(TASK GOAL): Reproduce the data exactly.

(DATA RECORDS):

□ □ □ □

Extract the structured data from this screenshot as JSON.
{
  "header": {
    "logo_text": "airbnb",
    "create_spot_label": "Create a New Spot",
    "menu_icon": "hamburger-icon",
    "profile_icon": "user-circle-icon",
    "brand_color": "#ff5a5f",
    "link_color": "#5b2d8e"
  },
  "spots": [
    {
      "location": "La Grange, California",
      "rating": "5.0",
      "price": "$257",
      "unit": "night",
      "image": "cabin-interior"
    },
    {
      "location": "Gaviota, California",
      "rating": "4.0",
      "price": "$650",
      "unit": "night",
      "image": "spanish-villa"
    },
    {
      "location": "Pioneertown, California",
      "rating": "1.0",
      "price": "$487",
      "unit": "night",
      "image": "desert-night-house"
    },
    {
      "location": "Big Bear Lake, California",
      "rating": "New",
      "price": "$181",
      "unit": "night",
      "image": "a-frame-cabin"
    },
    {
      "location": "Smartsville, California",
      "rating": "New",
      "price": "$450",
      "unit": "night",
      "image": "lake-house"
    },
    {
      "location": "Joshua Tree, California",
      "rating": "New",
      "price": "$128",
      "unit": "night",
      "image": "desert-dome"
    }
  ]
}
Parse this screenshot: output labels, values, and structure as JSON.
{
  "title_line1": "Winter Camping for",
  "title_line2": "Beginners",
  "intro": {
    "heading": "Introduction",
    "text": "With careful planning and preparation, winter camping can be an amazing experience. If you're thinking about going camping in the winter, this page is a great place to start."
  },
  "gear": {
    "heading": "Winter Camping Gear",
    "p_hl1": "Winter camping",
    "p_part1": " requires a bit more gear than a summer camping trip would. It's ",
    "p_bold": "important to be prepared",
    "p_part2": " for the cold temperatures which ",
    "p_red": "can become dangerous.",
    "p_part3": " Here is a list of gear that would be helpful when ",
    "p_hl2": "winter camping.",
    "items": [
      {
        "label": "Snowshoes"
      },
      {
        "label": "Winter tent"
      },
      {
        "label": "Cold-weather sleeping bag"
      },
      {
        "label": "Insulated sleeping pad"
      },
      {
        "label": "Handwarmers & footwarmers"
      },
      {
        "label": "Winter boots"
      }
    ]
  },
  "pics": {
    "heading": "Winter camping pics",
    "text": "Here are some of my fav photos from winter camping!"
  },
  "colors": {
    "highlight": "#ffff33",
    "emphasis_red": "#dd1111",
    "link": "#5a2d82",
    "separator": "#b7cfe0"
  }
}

□ □ □ □

(RESULT FOR THIS TASK):
Extract the structured data from this screenshot as JSON.
{
  "header": {
    "logo_text": "airbnb",
    "create_spot_label": "Create a New Spot",
    "menu_icon": "hamburger-icon",
    "profile_icon": "user-circle-icon",
    "brand_color": "#ff5a5f",
    "link_color": "#5b2d8e"
  },
  "spots": [
    {
      "location": "La Grange, California",
      "rating": "5.0",
      "price": "$257",
      "unit": "night",
      "image": "cabin-interior"
    },
    {
      "location": "Gaviota, California",
      "rating": "4.0",
      "price": "$650",
      "unit": "night",
      "image": "spanish-villa"
    },
    {
      "location": "Pioneertown, California",
      "rating": "1.0",
      "price": "$487",
      "unit": "night",
      "image": "desert-night-house"
    },
    {
      "location": "Big Bear Lake, California",
      "rating": "New",
      "price": "$181",
      "unit": "night",
      "image": "a-frame-cabin"
    },
    {
      "location": "Smartsville, California",
      "rating": "New",
      "price": "$450",
      "unit": "night",
      "image": "lake-house"
    },
    {
      "location": "Joshua Tree, California",
      "rating": "New",
      "price": "$128",
      "unit": "night",
      "image": "desert-dome"
    }
  ]
}
Parse this screenshot: output labels, values, and structure as JSON.
{
  "title_line1": "Winter Camping for",
  "title_line2": "Beginners",
  "intro": {
    "heading": "Introduction",
    "text": "With careful planning and preparation, winter camping can be an amazing experience. If you're thinking about going camping in the winter, this page is a great place to start."
  },
  "gear": {
    "heading": "Winter Camping Gear",
    "p_hl1": "Winter camping",
    "p_part1": " requires a bit more gear than a summer camping trip would. It's ",
    "p_bold": "important to be prepared",
    "p_part2": " for the cold temperatures which ",
    "p_red": "can become dangerous.",
    "p_part3": " Here is a list of gear that would be helpful when ",
    "p_hl2": "winter camping.",
    "items": [
      {
        "label": "Snowshoes"
      },
      {
        "label": "Winter tent"
      },
      {
        "label": "Cold-weather sleeping bag"
      },
      {
        "label": "Insulated sleeping pad"
      },
      {
        "label": "Handwarmers & footwarmers"
      },
      {
        "label": "Winter boots"
      }
    ]
  },
  "pics": {
    "heading": "Winter camping pics",
    "text": "Here are some of my fav photos from winter camping!"
  },
  "colors": {
    "highlight": "#ffff33",
    "emphasis_red": "#dd1111",
    "link": "#5a2d82",
    "separator": "#b7cfe0"
  }
}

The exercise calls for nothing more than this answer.